Records from a dataset
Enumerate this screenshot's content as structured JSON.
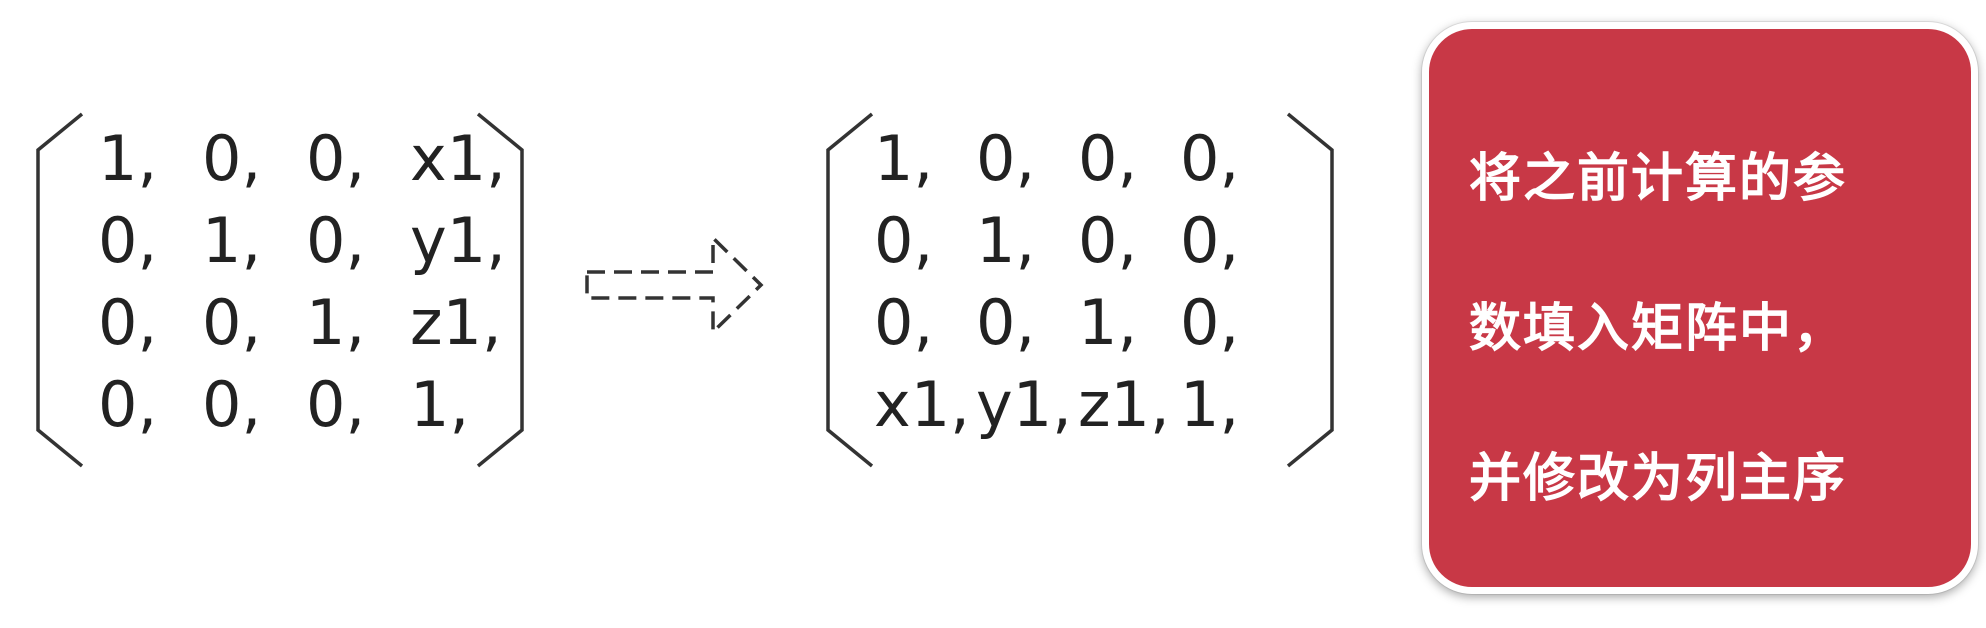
{
  "left_matrix": {
    "rows": [
      [
        "1,",
        "0,",
        "0,",
        "x1,"
      ],
      [
        "0,",
        "1,",
        "0,",
        "y1,"
      ],
      [
        "0,",
        "0,",
        "1,",
        "z1,"
      ],
      [
        "0,",
        "0,",
        "0,",
        "1,"
      ]
    ]
  },
  "right_matrix": {
    "rows": [
      [
        "1,",
        "0,",
        "0,",
        "0,"
      ],
      [
        "0,",
        "1,",
        "0,",
        "0,"
      ],
      [
        "0,",
        "0,",
        "1,",
        "0,"
      ],
      [
        "x1,",
        "y1,",
        "z1,",
        "1,"
      ]
    ]
  },
  "arrow": {
    "icon": "dashed-right-arrow-icon",
    "color": "#333333"
  },
  "note": {
    "background": "#c83846",
    "lines": [
      "将之前计算的参",
      "数填入矩阵中，",
      "并修改为列主序"
    ]
  }
}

• [WHAT NEEDS TO BE DONE] Return each line from the material above exactly, but not the pictures.

• [SOLVED PROBLEM]
Enumerate this screenshot's content as structured JSON.
{
  "left_matrix": {
    "rows": [
      [
        "1,",
        "0,",
        "0,",
        "x1,"
      ],
      [
        "0,",
        "1,",
        "0,",
        "y1,"
      ],
      [
        "0,",
        "0,",
        "1,",
        "z1,"
      ],
      [
        "0,",
        "0,",
        "0,",
        "1,"
      ]
    ]
  },
  "right_matrix": {
    "rows": [
      [
        "1,",
        "0,",
        "0,",
        "0,"
      ],
      [
        "0,",
        "1,",
        "0,",
        "0,"
      ],
      [
        "0,",
        "0,",
        "1,",
        "0,"
      ],
      [
        "x1,",
        "y1,",
        "z1,",
        "1,"
      ]
    ]
  },
  "arrow": {
    "icon": "dashed-right-arrow-icon",
    "color": "#333333"
  },
  "note": {
    "background": "#c83846",
    "lines": [
      "将之前计算的参",
      "数填入矩阵中，",
      "并修改为列主序"
    ]
  }
}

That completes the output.